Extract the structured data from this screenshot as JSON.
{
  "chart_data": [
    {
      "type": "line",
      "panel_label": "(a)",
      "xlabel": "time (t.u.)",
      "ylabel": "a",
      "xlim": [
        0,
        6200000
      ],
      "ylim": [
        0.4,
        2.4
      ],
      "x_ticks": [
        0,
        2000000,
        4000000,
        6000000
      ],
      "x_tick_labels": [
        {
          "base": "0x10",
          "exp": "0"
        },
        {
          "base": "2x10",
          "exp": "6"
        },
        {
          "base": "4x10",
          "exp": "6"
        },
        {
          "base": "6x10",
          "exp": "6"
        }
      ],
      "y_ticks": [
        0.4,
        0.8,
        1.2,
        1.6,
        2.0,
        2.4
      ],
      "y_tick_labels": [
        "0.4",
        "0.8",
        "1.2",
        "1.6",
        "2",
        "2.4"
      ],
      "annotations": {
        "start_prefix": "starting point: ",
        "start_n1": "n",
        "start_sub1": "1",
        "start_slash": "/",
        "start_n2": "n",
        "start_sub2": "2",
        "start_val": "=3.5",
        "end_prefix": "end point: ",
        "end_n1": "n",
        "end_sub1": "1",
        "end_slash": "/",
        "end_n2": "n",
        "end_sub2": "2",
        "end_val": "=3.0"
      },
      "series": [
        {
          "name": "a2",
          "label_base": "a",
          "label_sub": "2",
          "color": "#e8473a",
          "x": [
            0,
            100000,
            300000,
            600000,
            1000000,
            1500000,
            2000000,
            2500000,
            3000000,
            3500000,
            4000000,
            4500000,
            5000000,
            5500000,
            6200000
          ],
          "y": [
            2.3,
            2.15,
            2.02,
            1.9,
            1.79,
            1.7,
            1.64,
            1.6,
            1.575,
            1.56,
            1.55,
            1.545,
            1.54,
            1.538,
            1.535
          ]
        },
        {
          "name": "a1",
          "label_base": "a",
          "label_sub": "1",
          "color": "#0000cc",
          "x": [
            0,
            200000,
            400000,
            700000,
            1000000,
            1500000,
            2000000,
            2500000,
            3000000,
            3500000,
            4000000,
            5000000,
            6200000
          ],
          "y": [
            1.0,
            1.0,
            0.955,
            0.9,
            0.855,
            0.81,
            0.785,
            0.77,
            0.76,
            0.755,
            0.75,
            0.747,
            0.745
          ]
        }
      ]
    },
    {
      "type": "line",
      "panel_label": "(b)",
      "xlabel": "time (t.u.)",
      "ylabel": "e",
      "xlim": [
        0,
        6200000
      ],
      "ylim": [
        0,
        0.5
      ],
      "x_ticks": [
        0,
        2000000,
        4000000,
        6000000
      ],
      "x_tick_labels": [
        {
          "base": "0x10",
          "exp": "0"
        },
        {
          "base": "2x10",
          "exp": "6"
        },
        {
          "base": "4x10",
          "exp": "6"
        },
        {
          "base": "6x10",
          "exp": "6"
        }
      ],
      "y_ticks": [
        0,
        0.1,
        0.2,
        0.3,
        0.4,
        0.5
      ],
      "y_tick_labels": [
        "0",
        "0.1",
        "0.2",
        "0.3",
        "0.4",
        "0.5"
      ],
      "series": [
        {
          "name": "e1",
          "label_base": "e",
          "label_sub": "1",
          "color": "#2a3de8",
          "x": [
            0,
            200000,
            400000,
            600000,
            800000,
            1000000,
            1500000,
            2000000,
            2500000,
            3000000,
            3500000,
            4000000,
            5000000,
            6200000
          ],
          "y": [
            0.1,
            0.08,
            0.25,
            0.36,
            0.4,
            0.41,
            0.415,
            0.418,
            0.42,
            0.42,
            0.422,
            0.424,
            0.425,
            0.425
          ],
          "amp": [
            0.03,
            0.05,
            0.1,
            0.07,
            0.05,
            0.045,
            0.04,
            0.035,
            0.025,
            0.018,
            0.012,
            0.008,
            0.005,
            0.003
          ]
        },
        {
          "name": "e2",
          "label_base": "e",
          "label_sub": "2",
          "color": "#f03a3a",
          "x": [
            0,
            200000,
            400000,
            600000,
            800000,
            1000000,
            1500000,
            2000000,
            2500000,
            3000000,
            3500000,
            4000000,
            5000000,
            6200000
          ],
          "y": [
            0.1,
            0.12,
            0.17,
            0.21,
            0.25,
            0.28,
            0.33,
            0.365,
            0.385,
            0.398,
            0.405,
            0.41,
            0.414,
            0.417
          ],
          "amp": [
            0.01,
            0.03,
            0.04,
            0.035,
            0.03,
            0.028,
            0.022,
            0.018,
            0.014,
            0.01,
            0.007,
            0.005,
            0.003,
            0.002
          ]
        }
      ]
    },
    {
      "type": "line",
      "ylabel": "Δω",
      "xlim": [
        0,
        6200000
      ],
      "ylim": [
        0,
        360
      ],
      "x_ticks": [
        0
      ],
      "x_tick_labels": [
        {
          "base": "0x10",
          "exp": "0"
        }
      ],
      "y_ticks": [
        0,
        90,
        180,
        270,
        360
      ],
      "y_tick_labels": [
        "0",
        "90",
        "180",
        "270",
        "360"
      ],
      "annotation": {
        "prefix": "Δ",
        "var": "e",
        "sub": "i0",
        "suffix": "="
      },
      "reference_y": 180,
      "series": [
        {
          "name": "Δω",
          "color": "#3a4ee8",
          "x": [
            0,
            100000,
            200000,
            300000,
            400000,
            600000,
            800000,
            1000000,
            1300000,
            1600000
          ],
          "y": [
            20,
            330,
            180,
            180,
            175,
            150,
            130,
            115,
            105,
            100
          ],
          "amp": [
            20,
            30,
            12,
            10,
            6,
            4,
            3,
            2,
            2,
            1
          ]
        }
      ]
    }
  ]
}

_ _ _ _ _

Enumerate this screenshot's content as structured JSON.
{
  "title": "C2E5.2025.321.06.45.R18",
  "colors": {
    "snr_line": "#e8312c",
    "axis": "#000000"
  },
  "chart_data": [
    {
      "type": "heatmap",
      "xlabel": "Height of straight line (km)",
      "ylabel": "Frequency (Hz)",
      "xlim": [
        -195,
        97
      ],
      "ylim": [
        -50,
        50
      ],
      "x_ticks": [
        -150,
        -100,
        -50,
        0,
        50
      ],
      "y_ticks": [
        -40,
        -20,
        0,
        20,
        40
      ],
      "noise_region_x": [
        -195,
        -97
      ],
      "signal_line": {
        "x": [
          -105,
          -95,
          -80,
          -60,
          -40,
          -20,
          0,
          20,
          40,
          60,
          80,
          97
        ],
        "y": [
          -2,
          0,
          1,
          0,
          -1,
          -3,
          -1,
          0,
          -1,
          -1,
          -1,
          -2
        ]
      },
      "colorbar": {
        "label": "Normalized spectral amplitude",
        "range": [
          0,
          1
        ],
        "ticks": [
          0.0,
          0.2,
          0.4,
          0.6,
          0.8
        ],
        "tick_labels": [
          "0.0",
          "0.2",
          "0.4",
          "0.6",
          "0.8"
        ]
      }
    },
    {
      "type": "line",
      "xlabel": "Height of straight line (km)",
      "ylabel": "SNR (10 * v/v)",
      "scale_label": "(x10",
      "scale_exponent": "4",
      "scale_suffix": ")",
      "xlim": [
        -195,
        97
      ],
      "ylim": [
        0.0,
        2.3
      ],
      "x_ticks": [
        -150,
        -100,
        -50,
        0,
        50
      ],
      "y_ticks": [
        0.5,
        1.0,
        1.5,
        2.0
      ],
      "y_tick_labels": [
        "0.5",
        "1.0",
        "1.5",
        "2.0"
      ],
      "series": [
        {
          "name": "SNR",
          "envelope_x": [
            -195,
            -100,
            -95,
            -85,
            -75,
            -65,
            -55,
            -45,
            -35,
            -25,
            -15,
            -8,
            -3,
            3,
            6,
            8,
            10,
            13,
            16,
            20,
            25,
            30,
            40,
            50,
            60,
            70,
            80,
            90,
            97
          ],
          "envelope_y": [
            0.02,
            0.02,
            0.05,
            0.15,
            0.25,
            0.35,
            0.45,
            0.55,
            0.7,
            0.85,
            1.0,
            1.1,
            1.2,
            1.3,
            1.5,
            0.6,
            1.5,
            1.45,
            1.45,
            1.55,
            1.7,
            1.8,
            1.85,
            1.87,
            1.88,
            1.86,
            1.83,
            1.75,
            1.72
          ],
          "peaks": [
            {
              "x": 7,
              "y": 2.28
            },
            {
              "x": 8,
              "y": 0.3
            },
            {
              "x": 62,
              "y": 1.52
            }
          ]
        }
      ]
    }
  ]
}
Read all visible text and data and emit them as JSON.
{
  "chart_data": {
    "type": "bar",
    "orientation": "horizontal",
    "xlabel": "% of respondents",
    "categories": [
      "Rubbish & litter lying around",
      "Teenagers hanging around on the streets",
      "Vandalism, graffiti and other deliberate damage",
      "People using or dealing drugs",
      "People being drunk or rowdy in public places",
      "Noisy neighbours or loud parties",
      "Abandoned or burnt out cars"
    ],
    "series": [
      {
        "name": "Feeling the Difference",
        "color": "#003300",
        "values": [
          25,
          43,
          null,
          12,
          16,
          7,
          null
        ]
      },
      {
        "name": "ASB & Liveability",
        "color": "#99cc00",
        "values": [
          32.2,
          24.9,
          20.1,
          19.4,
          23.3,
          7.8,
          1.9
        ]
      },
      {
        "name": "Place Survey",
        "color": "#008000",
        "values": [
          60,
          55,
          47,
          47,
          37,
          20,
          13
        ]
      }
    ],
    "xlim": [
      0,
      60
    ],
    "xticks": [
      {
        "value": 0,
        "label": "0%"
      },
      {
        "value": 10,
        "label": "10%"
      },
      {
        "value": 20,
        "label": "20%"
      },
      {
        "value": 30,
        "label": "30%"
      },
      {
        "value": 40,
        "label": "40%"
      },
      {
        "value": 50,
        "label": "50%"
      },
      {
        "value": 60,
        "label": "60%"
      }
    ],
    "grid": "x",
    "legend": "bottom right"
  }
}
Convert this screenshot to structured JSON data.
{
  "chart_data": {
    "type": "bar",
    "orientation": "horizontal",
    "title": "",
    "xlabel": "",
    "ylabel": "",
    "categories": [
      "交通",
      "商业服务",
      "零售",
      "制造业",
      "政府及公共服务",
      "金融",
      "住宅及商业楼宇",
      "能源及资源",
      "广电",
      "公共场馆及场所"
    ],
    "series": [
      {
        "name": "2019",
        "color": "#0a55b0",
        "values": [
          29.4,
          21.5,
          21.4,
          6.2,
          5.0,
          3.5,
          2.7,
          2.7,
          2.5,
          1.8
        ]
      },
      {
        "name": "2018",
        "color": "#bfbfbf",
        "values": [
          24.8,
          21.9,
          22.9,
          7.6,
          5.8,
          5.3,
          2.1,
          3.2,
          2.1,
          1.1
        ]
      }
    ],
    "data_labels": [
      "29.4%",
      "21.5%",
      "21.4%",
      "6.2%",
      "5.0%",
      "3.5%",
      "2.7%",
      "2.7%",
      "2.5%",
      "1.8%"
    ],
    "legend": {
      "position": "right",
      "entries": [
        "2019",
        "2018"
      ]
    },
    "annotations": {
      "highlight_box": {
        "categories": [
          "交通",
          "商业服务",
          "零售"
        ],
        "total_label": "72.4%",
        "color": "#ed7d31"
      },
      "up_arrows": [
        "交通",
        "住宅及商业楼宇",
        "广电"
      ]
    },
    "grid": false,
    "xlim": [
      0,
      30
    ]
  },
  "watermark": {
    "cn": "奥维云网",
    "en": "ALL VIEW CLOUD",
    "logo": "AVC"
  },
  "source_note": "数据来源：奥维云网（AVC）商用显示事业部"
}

_ _ _ _ _

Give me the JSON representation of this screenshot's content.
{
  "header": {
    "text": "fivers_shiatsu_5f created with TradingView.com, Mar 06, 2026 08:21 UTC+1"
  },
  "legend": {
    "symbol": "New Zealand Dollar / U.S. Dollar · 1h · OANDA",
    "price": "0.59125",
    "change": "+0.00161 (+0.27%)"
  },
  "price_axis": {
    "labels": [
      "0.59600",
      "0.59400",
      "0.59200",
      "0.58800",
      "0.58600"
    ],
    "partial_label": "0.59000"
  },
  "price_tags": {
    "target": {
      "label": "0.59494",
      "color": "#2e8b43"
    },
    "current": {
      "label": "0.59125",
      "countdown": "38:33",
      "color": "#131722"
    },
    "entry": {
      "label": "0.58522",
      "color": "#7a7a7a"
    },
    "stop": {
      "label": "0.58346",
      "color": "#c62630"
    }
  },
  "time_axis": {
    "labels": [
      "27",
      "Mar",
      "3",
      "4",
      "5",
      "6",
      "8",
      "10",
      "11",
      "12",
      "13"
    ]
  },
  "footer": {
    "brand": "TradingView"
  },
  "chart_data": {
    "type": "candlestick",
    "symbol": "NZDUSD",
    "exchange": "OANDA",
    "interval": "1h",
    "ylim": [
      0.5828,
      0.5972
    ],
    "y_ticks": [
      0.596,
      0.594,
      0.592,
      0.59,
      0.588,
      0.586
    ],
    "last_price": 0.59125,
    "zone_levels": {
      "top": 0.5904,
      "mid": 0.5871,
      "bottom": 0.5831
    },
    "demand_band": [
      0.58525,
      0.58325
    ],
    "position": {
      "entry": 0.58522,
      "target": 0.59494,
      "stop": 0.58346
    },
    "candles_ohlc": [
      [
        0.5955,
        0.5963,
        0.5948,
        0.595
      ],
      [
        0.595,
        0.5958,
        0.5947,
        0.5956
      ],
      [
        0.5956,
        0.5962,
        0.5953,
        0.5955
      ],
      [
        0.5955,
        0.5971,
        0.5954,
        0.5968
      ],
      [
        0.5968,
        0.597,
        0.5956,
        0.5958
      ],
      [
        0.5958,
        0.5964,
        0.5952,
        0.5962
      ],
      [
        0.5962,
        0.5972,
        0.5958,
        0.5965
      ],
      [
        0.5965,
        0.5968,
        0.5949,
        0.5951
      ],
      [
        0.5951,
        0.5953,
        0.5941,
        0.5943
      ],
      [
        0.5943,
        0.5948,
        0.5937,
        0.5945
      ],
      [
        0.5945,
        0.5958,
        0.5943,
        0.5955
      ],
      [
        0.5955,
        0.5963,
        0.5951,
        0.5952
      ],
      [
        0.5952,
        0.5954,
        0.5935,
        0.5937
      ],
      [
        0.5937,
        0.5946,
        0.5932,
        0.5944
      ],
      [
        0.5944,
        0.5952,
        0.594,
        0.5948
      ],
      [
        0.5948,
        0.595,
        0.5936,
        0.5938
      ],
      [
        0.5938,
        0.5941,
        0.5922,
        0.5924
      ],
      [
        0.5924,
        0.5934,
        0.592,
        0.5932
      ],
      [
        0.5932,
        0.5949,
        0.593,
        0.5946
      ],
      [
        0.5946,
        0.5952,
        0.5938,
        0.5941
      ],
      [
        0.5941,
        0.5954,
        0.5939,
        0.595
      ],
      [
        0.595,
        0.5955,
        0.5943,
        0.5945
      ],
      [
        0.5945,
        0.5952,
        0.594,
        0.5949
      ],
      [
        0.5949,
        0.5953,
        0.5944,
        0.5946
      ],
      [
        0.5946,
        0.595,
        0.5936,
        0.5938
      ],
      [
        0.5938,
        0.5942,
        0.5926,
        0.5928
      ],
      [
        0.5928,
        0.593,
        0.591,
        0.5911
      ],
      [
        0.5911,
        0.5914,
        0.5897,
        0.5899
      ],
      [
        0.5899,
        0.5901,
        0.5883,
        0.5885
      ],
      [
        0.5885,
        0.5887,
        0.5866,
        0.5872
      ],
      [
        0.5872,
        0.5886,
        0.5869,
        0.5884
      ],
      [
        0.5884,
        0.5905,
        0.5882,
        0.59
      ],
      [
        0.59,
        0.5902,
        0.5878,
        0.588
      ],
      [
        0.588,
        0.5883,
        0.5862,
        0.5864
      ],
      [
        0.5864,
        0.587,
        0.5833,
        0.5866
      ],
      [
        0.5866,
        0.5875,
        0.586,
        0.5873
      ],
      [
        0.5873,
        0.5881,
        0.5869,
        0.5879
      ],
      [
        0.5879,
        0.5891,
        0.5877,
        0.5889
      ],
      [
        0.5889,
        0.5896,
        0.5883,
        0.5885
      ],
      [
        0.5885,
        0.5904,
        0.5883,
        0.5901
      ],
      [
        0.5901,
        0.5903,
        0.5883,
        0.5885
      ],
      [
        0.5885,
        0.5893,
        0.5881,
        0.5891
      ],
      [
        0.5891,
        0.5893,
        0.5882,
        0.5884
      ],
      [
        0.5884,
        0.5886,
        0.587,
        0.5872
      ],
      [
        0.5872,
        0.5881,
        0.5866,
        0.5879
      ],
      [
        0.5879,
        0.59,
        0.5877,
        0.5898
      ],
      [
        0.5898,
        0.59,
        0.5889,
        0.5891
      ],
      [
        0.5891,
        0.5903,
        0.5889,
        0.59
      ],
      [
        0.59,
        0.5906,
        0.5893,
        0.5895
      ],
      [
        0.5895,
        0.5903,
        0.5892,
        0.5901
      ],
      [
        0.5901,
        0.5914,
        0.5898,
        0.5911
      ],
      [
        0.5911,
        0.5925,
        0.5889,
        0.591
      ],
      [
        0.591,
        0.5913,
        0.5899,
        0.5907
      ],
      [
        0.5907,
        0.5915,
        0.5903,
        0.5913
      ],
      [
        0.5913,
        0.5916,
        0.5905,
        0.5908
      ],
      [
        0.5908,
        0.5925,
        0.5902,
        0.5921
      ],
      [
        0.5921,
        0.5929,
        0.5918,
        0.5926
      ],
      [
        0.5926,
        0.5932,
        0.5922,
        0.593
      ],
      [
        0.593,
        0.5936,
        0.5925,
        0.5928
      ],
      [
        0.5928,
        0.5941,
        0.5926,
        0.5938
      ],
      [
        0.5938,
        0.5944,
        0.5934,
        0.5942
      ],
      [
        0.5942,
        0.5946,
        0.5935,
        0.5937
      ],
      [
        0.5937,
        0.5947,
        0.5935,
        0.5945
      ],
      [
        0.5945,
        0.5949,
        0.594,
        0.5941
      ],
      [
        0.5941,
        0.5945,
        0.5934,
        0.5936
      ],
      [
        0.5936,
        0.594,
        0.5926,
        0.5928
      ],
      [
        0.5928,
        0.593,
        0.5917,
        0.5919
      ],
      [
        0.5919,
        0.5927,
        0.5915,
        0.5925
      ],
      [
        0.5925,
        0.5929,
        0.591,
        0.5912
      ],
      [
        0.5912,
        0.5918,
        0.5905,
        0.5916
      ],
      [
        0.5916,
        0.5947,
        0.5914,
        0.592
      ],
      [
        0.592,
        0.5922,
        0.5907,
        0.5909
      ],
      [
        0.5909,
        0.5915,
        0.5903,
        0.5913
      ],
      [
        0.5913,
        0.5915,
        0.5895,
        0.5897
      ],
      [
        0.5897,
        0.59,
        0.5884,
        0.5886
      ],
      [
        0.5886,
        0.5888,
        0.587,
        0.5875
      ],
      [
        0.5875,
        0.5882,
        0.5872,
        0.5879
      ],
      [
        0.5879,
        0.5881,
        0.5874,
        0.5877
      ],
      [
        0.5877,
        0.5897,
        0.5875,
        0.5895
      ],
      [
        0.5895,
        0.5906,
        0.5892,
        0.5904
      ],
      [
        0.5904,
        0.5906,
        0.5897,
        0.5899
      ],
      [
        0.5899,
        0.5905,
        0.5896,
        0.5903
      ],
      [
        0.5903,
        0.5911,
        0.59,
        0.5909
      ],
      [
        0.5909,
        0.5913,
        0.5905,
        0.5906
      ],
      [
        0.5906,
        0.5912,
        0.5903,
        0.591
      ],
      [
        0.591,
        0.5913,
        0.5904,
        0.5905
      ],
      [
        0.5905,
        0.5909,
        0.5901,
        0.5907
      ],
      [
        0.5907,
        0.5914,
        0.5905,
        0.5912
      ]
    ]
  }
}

_ _ _ _ _

**Exercise task**.
Reply with only the number of lines in the material above where the string "People" appears.

**Answer to this problem**.
2